━━ Excerpted data ━━

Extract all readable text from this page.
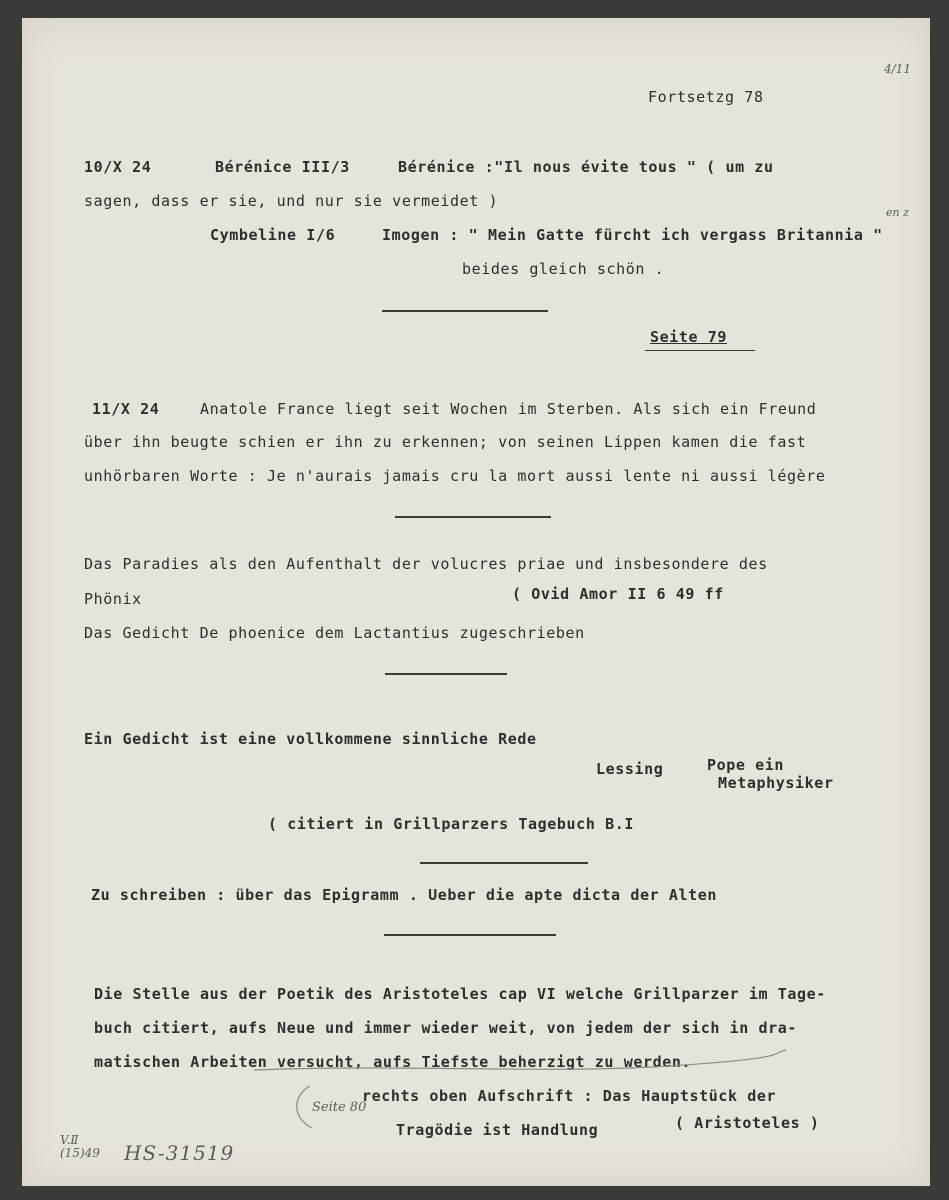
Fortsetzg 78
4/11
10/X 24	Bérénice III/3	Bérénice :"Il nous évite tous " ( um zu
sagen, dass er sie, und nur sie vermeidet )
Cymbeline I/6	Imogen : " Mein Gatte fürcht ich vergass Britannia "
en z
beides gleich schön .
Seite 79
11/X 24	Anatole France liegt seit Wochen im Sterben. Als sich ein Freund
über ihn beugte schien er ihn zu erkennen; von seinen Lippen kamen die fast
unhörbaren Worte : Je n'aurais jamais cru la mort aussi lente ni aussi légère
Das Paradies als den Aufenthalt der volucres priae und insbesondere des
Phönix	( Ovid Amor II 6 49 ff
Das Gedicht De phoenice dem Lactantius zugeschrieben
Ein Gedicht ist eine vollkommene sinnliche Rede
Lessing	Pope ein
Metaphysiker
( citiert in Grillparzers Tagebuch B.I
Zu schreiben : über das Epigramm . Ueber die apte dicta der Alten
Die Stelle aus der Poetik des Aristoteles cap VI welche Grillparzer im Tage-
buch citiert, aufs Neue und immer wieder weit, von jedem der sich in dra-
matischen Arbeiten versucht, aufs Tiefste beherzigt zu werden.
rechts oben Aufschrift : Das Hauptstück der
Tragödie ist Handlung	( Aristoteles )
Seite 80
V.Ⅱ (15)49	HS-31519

━━━

**Requirements**
Drop the pictures and reproduce the rest of the entries above exactly.

**Solution for this task**
Extract all readable text from this page.
Fortsetzg 78
4/11
10/X 24	Bérénice III/3	Bérénice :"Il nous évite tous " ( um zu
sagen, dass er sie, und nur sie vermeidet )
Cymbeline I/6	Imogen : " Mein Gatte fürcht ich vergass Britannia "
en z
beides gleich schön .
Seite 79
11/X 24	Anatole France liegt seit Wochen im Sterben. Als sich ein Freund
über ihn beugte schien er ihn zu erkennen; von seinen Lippen kamen die fast
unhörbaren Worte : Je n'aurais jamais cru la mort aussi lente ni aussi légère
Das Paradies als den Aufenthalt der volucres priae und insbesondere des
Phönix	( Ovid Amor II 6 49 ff
Das Gedicht De phoenice dem Lactantius zugeschrieben
Ein Gedicht ist eine vollkommene sinnliche Rede
Lessing	Pope ein
Metaphysiker
( citiert in Grillparzers Tagebuch B.I
Zu schreiben : über das Epigramm . Ueber die apte dicta der Alten
Die Stelle aus der Poetik des Aristoteles cap VI welche Grillparzer im Tage-
buch citiert, aufs Neue und immer wieder weit, von jedem der sich in dra-
matischen Arbeiten versucht, aufs Tiefste beherzigt zu werden.
rechts oben Aufschrift : Das Hauptstück der
Tragödie ist Handlung	( Aristoteles )
Seite 80
V.Ⅱ (15)49	HS-31519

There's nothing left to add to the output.